▸ Set task:
Copy out all the data, word for word.

▸ Data rows:
☆ ☆ ☆ ☆ ☆ ☆ ☆

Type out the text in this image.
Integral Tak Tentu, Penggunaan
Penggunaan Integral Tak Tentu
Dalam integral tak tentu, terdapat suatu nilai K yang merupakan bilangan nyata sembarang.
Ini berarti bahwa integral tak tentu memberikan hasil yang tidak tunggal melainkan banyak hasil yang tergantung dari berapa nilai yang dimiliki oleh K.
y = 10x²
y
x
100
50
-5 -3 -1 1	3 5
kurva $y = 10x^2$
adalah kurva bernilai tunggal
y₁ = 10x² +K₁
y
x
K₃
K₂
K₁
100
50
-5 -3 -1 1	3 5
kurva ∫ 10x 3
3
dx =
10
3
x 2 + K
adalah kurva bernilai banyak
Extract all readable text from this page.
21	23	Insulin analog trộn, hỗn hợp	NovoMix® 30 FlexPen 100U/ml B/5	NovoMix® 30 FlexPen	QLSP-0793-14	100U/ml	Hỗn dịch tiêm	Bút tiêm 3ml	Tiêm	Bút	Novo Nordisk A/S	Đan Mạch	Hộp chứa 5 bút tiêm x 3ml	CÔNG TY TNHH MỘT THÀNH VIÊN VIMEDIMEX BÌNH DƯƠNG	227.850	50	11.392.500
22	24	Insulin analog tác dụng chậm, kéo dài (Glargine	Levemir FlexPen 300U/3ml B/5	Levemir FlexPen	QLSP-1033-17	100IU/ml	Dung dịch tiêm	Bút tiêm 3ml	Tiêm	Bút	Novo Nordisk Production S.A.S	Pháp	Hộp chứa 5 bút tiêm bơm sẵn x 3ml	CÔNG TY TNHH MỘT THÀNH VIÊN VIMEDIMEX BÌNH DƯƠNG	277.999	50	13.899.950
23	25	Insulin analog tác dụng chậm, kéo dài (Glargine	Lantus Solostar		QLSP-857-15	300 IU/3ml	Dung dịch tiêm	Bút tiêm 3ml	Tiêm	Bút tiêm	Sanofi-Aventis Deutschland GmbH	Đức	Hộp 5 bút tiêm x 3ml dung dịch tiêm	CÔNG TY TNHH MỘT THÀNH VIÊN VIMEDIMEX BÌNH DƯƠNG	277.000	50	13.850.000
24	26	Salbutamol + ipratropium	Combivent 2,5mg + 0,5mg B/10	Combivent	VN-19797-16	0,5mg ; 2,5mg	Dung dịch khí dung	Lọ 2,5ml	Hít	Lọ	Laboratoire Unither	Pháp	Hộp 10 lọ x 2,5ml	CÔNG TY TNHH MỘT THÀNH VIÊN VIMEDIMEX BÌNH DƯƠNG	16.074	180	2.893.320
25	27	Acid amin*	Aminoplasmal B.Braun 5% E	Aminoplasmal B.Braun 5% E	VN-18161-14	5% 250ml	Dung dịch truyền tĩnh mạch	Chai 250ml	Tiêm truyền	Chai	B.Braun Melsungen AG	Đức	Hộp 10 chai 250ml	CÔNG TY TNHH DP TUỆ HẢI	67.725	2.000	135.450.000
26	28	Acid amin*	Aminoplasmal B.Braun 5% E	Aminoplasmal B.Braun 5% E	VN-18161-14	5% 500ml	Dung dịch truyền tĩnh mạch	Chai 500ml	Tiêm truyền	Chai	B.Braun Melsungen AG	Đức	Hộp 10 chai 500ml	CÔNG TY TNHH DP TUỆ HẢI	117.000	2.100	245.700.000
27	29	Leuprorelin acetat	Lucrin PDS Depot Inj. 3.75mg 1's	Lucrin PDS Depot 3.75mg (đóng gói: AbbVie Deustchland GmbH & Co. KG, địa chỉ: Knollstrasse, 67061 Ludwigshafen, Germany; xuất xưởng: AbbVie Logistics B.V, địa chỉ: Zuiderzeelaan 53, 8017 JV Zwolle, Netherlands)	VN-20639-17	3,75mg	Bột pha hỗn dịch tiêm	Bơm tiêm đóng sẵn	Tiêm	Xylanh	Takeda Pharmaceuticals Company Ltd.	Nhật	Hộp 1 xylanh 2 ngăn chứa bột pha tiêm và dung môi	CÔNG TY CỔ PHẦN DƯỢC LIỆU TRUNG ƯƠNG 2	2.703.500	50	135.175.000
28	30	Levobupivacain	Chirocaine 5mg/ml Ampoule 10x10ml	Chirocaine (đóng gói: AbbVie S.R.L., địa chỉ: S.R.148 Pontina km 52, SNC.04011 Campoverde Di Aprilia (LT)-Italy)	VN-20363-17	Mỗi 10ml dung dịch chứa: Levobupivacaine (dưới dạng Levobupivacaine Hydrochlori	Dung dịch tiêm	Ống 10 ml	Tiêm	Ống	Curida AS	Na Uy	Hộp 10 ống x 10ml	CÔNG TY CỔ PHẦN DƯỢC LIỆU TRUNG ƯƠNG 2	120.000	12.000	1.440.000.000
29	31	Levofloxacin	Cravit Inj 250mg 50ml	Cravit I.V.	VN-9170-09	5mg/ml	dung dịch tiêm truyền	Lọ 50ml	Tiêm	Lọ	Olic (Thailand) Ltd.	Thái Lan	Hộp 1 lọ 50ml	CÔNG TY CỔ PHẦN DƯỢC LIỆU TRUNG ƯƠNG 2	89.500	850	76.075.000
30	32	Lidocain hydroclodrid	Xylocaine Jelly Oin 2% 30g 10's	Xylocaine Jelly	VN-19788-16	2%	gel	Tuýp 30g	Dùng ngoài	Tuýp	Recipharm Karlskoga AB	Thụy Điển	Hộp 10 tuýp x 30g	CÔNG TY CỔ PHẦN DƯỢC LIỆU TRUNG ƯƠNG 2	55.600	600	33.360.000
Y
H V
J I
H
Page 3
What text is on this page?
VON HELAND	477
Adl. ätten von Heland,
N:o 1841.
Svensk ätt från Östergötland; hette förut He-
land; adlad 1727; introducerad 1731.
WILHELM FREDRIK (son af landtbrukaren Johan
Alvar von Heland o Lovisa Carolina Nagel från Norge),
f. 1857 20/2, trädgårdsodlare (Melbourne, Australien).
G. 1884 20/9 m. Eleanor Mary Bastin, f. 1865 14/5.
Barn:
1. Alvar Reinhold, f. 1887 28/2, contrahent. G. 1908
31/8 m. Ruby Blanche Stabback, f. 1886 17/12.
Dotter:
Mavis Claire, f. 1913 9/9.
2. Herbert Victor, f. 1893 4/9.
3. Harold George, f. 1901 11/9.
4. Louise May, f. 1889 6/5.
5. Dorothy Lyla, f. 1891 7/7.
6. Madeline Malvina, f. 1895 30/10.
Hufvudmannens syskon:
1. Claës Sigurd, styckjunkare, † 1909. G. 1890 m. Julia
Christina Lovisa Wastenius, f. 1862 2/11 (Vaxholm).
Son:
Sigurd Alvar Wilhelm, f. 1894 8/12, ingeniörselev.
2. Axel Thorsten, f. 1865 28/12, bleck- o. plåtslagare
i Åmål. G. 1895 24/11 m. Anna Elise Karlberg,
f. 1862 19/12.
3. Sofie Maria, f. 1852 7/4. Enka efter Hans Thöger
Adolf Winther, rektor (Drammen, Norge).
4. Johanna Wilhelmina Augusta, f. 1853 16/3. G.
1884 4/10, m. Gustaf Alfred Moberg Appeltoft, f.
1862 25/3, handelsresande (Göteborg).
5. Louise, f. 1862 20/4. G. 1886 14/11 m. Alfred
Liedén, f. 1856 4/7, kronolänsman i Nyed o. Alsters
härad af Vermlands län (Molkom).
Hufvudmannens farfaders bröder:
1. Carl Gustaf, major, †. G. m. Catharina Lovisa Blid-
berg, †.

☆ ☆ ☆ ☆ ☆ ☆ ☆

▸ Solution below:
Type out the text in this image.
Integral Tak Tentu, Penggunaan
Penggunaan Integral Tak Tentu
Dalam integral tak tentu, terdapat suatu nilai K yang merupakan bilangan nyata sembarang.
Ini berarti bahwa integral tak tentu memberikan hasil yang tidak tunggal melainkan banyak hasil yang tergantung dari berapa nilai yang dimiliki oleh K.
y = 10x²
y
x
100
50
-5 -3 -1 1	3 5
kurva $y = 10x^2$
adalah kurva bernilai tunggal
y₁ = 10x² +K₁
y
x
K₃
K₂
K₁
100
50
-5 -3 -1 1	3 5
kurva ∫ 10x 3
3
dx =
10
3
x 2 + K
adalah kurva bernilai banyak
Extract all readable text from this page.
21	23	Insulin analog trộn, hỗn hợp	NovoMix® 30 FlexPen 100U/ml B/5	NovoMix® 30 FlexPen	QLSP-0793-14	100U/ml	Hỗn dịch tiêm	Bút tiêm 3ml	Tiêm	Bút	Novo Nordisk A/S	Đan Mạch	Hộp chứa 5 bút tiêm x 3ml	CÔNG TY TNHH MỘT THÀNH VIÊN VIMEDIMEX BÌNH DƯƠNG	227.850	50	11.392.500
22	24	Insulin analog tác dụng chậm, kéo dài (Glargine	Levemir FlexPen 300U/3ml B/5	Levemir FlexPen	QLSP-1033-17	100IU/ml	Dung dịch tiêm	Bút tiêm 3ml	Tiêm	Bút	Novo Nordisk Production S.A.S	Pháp	Hộp chứa 5 bút tiêm bơm sẵn x 3ml	CÔNG TY TNHH MỘT THÀNH VIÊN VIMEDIMEX BÌNH DƯƠNG	277.999	50	13.899.950
23	25	Insulin analog tác dụng chậm, kéo dài (Glargine	Lantus Solostar		QLSP-857-15	300 IU/3ml	Dung dịch tiêm	Bút tiêm 3ml	Tiêm	Bút tiêm	Sanofi-Aventis Deutschland GmbH	Đức	Hộp 5 bút tiêm x 3ml dung dịch tiêm	CÔNG TY TNHH MỘT THÀNH VIÊN VIMEDIMEX BÌNH DƯƠNG	277.000	50	13.850.000
24	26	Salbutamol + ipratropium	Combivent 2,5mg + 0,5mg B/10	Combivent	VN-19797-16	0,5mg ; 2,5mg	Dung dịch khí dung	Lọ 2,5ml	Hít	Lọ	Laboratoire Unither	Pháp	Hộp 10 lọ x 2,5ml	CÔNG TY TNHH MỘT THÀNH VIÊN VIMEDIMEX BÌNH DƯƠNG	16.074	180	2.893.320
25	27	Acid amin*	Aminoplasmal B.Braun 5% E	Aminoplasmal B.Braun 5% E	VN-18161-14	5% 250ml	Dung dịch truyền tĩnh mạch	Chai 250ml	Tiêm truyền	Chai	B.Braun Melsungen AG	Đức	Hộp 10 chai 250ml	CÔNG TY TNHH DP TUỆ HẢI	67.725	2.000	135.450.000
26	28	Acid amin*	Aminoplasmal B.Braun 5% E	Aminoplasmal B.Braun 5% E	VN-18161-14	5% 500ml	Dung dịch truyền tĩnh mạch	Chai 500ml	Tiêm truyền	Chai	B.Braun Melsungen AG	Đức	Hộp 10 chai 500ml	CÔNG TY TNHH DP TUỆ HẢI	117.000	2.100	245.700.000
27	29	Leuprorelin acetat	Lucrin PDS Depot Inj. 3.75mg 1's	Lucrin PDS Depot 3.75mg (đóng gói: AbbVie Deustchland GmbH & Co. KG, địa chỉ: Knollstrasse, 67061 Ludwigshafen, Germany; xuất xưởng: AbbVie Logistics B.V, địa chỉ: Zuiderzeelaan 53, 8017 JV Zwolle, Netherlands)	VN-20639-17	3,75mg	Bột pha hỗn dịch tiêm	Bơm tiêm đóng sẵn	Tiêm	Xylanh	Takeda Pharmaceuticals Company Ltd.	Nhật	Hộp 1 xylanh 2 ngăn chứa bột pha tiêm và dung môi	CÔNG TY CỔ PHẦN DƯỢC LIỆU TRUNG ƯƠNG 2	2.703.500	50	135.175.000
28	30	Levobupivacain	Chirocaine 5mg/ml Ampoule 10x10ml	Chirocaine (đóng gói: AbbVie S.R.L., địa chỉ: S.R.148 Pontina km 52, SNC.04011 Campoverde Di Aprilia (LT)-Italy)	VN-20363-17	Mỗi 10ml dung dịch chứa: Levobupivacaine (dưới dạng Levobupivacaine Hydrochlori	Dung dịch tiêm	Ống 10 ml	Tiêm	Ống	Curida AS	Na Uy	Hộp 10 ống x 10ml	CÔNG TY CỔ PHẦN DƯỢC LIỆU TRUNG ƯƠNG 2	120.000	12.000	1.440.000.000
29	31	Levofloxacin	Cravit Inj 250mg 50ml	Cravit I.V.	VN-9170-09	5mg/ml	dung dịch tiêm truyền	Lọ 50ml	Tiêm	Lọ	Olic (Thailand) Ltd.	Thái Lan	Hộp 1 lọ 50ml	CÔNG TY CỔ PHẦN DƯỢC LIỆU TRUNG ƯƠNG 2	89.500	850	76.075.000
30	32	Lidocain hydroclodrid	Xylocaine Jelly Oin 2% 30g 10's	Xylocaine Jelly	VN-19788-16	2%	gel	Tuýp 30g	Dùng ngoài	Tuýp	Recipharm Karlskoga AB	Thụy Điển	Hộp 10 tuýp x 30g	CÔNG TY CỔ PHẦN DƯỢC LIỆU TRUNG ƯƠNG 2	55.600	600	33.360.000
Y
H V
J I
H
Page 3
What text is on this page?
VON HELAND	477
Adl. ätten von Heland,
N:o 1841.
Svensk ätt från Östergötland; hette förut He-
land; adlad 1727; introducerad 1731.
WILHELM FREDRIK (son af landtbrukaren Johan
Alvar von Heland o Lovisa Carolina Nagel från Norge),
f. 1857 20/2, trädgårdsodlare (Melbourne, Australien).
G. 1884 20/9 m. Eleanor Mary Bastin, f. 1865 14/5.
Barn:
1. Alvar Reinhold, f. 1887 28/2, contrahent. G. 1908
31/8 m. Ruby Blanche Stabback, f. 1886 17/12.
Dotter:
Mavis Claire, f. 1913 9/9.
2. Herbert Victor, f. 1893 4/9.
3. Harold George, f. 1901 11/9.
4. Louise May, f. 1889 6/5.
5. Dorothy Lyla, f. 1891 7/7.
6. Madeline Malvina, f. 1895 30/10.
Hufvudmannens syskon:
1. Claës Sigurd, styckjunkare, † 1909. G. 1890 m. Julia
Christina Lovisa Wastenius, f. 1862 2/11 (Vaxholm).
Son:
Sigurd Alvar Wilhelm, f. 1894 8/12, ingeniörselev.
2. Axel Thorsten, f. 1865 28/12, bleck- o. plåtslagare
i Åmål. G. 1895 24/11 m. Anna Elise Karlberg,
f. 1862 19/12.
3. Sofie Maria, f. 1852 7/4. Enka efter Hans Thöger
Adolf Winther, rektor (Drammen, Norge).
4. Johanna Wilhelmina Augusta, f. 1853 16/3. G.
1884 4/10, m. Gustaf Alfred Moberg Appeltoft, f.
1862 25/3, handelsresande (Göteborg).
5. Louise, f. 1862 20/4. G. 1886 14/11 m. Alfred
Liedén, f. 1856 4/7, kronolänsman i Nyed o. Alsters
härad af Vermlands län (Molkom).
Hufvudmannens farfaders bröder:
1. Carl Gustaf, major, †. G. m. Catharina Lovisa Blid-
berg, †.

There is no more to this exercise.